▶ **Stated task**: Render the lines from the start of the records up to and including the line with "toc-entry[interactable] (0, 466, 645, 500)" as a numbered list, leaving out any blank lines.

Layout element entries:
==========

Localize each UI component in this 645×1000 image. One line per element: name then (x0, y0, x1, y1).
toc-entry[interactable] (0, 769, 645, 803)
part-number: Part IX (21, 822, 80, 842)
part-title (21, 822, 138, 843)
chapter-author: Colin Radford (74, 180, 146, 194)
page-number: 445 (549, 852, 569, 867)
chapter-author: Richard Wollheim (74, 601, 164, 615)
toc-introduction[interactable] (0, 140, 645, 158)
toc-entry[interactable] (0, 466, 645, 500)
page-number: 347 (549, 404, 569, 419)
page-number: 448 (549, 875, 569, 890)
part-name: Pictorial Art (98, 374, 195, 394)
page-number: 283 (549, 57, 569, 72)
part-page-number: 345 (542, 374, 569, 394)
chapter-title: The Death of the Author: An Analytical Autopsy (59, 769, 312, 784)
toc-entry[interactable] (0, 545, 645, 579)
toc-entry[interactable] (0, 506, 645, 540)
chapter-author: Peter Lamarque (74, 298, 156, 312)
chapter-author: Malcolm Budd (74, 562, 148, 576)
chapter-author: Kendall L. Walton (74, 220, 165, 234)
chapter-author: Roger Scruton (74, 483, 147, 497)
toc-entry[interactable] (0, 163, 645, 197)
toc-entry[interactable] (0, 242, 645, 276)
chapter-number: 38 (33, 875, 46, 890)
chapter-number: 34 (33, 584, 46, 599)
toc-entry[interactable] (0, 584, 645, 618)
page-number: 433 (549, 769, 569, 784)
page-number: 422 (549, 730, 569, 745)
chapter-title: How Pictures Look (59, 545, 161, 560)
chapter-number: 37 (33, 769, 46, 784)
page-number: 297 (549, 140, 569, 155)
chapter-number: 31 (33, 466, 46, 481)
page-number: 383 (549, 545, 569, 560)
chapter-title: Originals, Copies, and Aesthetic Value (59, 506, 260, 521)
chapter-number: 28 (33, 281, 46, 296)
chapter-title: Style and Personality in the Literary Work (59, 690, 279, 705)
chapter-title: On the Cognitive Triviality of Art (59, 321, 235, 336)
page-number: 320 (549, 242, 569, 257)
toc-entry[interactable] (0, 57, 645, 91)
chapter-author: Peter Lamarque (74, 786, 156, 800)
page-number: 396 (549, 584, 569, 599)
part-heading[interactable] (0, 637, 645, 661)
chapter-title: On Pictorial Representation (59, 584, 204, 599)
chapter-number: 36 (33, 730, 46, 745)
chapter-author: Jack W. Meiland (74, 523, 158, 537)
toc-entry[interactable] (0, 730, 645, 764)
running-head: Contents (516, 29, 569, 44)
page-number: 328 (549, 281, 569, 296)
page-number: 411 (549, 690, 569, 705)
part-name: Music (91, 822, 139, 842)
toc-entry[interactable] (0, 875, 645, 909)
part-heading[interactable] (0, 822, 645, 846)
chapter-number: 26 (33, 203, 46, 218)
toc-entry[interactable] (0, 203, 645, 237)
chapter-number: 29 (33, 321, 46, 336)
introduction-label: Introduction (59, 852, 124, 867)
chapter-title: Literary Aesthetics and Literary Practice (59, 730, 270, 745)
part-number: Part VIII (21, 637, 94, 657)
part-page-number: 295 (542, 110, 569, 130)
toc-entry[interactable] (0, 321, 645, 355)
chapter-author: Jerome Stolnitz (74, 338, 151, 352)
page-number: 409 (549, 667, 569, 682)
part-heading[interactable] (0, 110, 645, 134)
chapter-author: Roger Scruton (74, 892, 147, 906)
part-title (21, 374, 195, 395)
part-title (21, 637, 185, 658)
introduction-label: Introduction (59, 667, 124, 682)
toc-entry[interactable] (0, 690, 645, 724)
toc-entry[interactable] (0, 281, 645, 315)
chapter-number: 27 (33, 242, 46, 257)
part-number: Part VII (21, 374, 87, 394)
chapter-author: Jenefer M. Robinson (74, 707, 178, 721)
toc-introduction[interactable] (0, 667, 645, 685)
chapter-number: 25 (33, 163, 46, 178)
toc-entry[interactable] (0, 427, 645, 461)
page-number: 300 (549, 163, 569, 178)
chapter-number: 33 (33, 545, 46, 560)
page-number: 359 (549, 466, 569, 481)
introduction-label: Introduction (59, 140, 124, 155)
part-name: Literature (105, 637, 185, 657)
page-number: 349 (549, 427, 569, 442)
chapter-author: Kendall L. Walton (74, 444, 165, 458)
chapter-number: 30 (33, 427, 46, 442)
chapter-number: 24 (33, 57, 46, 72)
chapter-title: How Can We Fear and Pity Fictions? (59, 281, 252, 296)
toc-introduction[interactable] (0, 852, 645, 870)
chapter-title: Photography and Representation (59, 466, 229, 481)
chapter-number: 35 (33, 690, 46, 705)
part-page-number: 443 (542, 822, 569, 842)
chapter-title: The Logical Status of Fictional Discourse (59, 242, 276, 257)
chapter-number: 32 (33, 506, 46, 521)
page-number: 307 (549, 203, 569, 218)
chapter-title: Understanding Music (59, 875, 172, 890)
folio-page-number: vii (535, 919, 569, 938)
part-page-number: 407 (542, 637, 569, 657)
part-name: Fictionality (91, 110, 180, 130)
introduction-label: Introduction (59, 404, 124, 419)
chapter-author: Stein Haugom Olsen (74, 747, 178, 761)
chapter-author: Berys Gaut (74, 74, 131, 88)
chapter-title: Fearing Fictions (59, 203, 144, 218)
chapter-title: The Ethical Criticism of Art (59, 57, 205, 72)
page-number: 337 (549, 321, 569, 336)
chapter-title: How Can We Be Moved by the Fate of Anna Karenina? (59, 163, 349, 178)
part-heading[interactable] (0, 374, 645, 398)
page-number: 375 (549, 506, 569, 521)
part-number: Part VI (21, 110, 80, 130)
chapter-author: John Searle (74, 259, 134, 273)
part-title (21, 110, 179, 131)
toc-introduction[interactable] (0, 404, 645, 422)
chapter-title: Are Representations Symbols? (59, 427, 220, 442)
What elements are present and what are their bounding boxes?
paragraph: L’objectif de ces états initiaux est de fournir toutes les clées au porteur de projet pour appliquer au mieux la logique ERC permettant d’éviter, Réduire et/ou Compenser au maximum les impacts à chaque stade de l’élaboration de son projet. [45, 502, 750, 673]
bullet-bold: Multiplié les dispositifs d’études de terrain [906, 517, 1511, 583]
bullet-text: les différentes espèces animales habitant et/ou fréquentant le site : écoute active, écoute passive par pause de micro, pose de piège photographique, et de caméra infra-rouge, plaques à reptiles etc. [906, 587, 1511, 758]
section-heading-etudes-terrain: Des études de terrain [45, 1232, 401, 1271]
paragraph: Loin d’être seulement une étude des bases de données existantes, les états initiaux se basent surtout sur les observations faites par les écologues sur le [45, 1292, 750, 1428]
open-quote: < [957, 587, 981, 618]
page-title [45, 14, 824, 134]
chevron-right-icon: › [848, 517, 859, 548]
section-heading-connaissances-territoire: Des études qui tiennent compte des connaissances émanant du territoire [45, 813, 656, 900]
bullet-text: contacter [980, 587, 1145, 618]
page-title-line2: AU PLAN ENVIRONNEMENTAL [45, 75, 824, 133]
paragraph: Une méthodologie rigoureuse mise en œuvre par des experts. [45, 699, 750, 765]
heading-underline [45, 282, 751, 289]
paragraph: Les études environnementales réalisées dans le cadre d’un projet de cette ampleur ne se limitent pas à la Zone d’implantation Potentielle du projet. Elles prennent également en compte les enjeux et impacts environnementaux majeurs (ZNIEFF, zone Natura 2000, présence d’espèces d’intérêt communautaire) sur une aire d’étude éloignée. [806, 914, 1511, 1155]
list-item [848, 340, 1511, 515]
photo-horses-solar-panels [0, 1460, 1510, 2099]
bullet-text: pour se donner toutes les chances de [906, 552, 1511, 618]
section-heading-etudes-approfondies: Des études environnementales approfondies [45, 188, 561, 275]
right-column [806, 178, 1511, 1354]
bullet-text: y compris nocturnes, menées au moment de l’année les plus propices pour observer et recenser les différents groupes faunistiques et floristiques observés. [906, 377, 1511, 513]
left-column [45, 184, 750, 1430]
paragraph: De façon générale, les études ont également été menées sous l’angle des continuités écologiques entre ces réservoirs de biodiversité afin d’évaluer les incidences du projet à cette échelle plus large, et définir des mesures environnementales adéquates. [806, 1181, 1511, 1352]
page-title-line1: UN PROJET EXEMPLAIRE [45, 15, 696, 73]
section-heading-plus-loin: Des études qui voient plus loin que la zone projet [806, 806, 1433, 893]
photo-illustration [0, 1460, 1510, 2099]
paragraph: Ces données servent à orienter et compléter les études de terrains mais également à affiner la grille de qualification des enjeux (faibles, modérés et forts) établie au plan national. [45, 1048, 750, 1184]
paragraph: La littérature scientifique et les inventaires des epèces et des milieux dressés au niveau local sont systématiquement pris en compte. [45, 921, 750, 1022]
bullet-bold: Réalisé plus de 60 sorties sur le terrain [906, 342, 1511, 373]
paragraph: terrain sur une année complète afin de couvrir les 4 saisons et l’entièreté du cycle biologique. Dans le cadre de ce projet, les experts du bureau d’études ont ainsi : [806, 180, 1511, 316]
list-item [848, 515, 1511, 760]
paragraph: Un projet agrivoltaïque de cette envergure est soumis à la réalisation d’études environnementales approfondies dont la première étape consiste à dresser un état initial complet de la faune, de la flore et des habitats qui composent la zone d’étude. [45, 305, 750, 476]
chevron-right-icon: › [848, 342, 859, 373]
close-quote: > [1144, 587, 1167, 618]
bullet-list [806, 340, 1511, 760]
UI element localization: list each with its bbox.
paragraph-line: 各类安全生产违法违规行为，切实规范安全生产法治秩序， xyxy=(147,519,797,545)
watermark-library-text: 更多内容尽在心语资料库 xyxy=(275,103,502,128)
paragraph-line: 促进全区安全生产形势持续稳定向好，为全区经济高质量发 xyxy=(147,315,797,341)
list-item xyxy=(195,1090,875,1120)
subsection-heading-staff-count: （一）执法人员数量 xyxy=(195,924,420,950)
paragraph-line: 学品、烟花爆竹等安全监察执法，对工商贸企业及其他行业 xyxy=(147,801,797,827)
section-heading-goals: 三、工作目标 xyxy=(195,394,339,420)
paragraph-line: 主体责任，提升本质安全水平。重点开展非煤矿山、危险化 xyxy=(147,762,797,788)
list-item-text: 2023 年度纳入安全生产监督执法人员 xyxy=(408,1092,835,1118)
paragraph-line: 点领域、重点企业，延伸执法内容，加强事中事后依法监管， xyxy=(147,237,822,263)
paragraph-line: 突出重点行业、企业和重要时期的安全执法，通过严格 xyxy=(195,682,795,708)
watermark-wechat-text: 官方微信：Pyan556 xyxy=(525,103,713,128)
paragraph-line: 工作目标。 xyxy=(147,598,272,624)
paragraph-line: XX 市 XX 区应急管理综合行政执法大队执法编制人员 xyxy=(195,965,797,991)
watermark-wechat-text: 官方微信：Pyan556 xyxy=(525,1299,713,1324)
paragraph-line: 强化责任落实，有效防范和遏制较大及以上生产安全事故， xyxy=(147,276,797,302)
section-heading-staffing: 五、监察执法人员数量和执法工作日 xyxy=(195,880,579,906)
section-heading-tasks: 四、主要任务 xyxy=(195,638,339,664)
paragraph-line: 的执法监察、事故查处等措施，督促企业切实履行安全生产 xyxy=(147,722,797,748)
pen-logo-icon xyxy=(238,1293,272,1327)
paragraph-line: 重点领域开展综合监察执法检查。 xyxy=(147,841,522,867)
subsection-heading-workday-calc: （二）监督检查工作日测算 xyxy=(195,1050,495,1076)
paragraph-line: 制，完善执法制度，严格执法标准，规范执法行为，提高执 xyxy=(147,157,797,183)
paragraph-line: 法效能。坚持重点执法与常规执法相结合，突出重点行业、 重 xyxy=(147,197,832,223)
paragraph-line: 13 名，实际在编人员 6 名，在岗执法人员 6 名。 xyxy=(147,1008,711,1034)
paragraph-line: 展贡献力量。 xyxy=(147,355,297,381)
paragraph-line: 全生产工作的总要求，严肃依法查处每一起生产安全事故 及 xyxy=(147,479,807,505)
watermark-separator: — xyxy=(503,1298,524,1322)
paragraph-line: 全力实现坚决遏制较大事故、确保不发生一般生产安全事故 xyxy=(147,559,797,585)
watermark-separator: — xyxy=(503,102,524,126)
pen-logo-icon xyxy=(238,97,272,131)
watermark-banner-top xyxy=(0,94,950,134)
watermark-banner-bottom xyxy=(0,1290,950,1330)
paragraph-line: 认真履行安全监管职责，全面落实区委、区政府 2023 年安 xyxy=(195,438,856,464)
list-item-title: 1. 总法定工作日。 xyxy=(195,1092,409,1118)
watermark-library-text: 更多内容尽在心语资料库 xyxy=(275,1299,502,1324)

==========

▶ **Complete output**:
1. Localize each UI component in this 645×1000 image. One line per element: name then (x0, y0, x1, y1).
2. toc-entry[interactable] (0, 769, 645, 803)
3. part-number: Part IX (21, 822, 80, 842)
4. part-title (21, 822, 138, 843)
5. chapter-author: Colin Radford (74, 180, 146, 194)
6. page-number: 445 (549, 852, 569, 867)
7. chapter-author: Richard Wollheim (74, 601, 164, 615)
8. toc-introduction[interactable] (0, 140, 645, 158)
9. toc-entry[interactable] (0, 466, 645, 500)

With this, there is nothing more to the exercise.